▶ _GIVEN PROBLEM_
The records that follow need to be output exactly as they are.

▶ _EXCERPTED RECORDS_

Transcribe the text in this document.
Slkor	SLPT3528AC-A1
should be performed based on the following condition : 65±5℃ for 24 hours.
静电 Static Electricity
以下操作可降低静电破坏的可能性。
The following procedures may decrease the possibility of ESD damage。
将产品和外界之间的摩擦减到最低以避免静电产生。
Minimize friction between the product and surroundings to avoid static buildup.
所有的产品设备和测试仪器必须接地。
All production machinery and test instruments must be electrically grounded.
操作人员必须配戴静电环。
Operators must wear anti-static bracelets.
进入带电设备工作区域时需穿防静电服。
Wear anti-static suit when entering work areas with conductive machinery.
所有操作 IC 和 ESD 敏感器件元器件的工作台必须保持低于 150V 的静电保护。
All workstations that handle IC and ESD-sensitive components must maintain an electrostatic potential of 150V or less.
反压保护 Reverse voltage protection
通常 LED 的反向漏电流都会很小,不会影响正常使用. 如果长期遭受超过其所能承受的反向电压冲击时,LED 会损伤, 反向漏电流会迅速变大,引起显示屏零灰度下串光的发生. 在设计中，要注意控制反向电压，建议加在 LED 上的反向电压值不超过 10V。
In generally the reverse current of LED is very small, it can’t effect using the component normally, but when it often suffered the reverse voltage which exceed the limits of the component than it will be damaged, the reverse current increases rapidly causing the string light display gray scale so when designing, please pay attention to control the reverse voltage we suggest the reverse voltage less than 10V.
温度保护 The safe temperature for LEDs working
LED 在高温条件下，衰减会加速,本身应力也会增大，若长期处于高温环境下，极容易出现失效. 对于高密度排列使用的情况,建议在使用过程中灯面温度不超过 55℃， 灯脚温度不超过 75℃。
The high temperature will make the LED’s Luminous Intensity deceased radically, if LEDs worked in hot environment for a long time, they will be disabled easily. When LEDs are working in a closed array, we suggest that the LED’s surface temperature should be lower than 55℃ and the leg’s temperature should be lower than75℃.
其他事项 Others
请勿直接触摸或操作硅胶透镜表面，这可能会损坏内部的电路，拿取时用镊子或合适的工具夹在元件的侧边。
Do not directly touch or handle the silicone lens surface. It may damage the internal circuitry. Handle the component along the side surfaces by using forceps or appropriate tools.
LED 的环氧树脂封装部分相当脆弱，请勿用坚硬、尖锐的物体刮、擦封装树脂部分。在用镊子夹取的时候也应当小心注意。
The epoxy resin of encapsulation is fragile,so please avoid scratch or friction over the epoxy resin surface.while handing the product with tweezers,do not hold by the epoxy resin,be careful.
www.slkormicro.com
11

▶ _EXPECTED ANSWER_
Transcribe the text in this document.
Slkor	SLPT3528AC-A1
should be performed based on the following condition : 65±5℃ for 24 hours.
静电 Static Electricity
以下操作可降低静电破坏的可能性。
The following procedures may decrease the possibility of ESD damage。
将产品和外界之间的摩擦减到最低以避免静电产生。
Minimize friction between the product and surroundings to avoid static buildup.
所有的产品设备和测试仪器必须接地。
All production machinery and test instruments must be electrically grounded.
操作人员必须配戴静电环。
Operators must wear anti-static bracelets.
进入带电设备工作区域时需穿防静电服。
Wear anti-static suit when entering work areas with conductive machinery.
所有操作 IC 和 ESD 敏感器件元器件的工作台必须保持低于 150V 的静电保护。
All workstations that handle IC and ESD-sensitive components must maintain an electrostatic potential of 150V or less.
反压保护 Reverse voltage protection
通常 LED 的反向漏电流都会很小,不会影响正常使用. 如果长期遭受超过其所能承受的反向电压冲击时,LED 会损伤, 反向漏电流会迅速变大,引起显示屏零灰度下串光的发生. 在设计中，要注意控制反向电压，建议加在 LED 上的反向电压值不超过 10V。
In generally the reverse current of LED is very small, it can’t effect using the component normally, but when it often suffered the reverse voltage which exceed the limits of the component than it will be damaged, the reverse current increases rapidly causing the string light display gray scale so when designing, please pay attention to control the reverse voltage we suggest the reverse voltage less than 10V.
温度保护 The safe temperature for LEDs working
LED 在高温条件下，衰减会加速,本身应力也会增大，若长期处于高温环境下，极容易出现失效. 对于高密度排列使用的情况,建议在使用过程中灯面温度不超过 55℃， 灯脚温度不超过 75℃。
The high temperature will make the LED’s Luminous Intensity deceased radically, if LEDs worked in hot environment for a long time, they will be disabled easily. When LEDs are working in a closed array, we suggest that the LED’s surface temperature should be lower than 55℃ and the leg’s temperature should be lower than75℃.
其他事项 Others
请勿直接触摸或操作硅胶透镜表面，这可能会损坏内部的电路，拿取时用镊子或合适的工具夹在元件的侧边。
Do not directly touch or handle the silicone lens surface. It may damage the internal circuitry. Handle the component along the side surfaces by using forceps or appropriate tools.
LED 的环氧树脂封装部分相当脆弱，请勿用坚硬、尖锐的物体刮、擦封装树脂部分。在用镊子夹取的时候也应当小心注意。
The epoxy resin of encapsulation is fragile,so please avoid scratch or friction over the epoxy resin surface.while handing the product with tweezers,do not hold by the epoxy resin,be careful.
www.slkormicro.com
11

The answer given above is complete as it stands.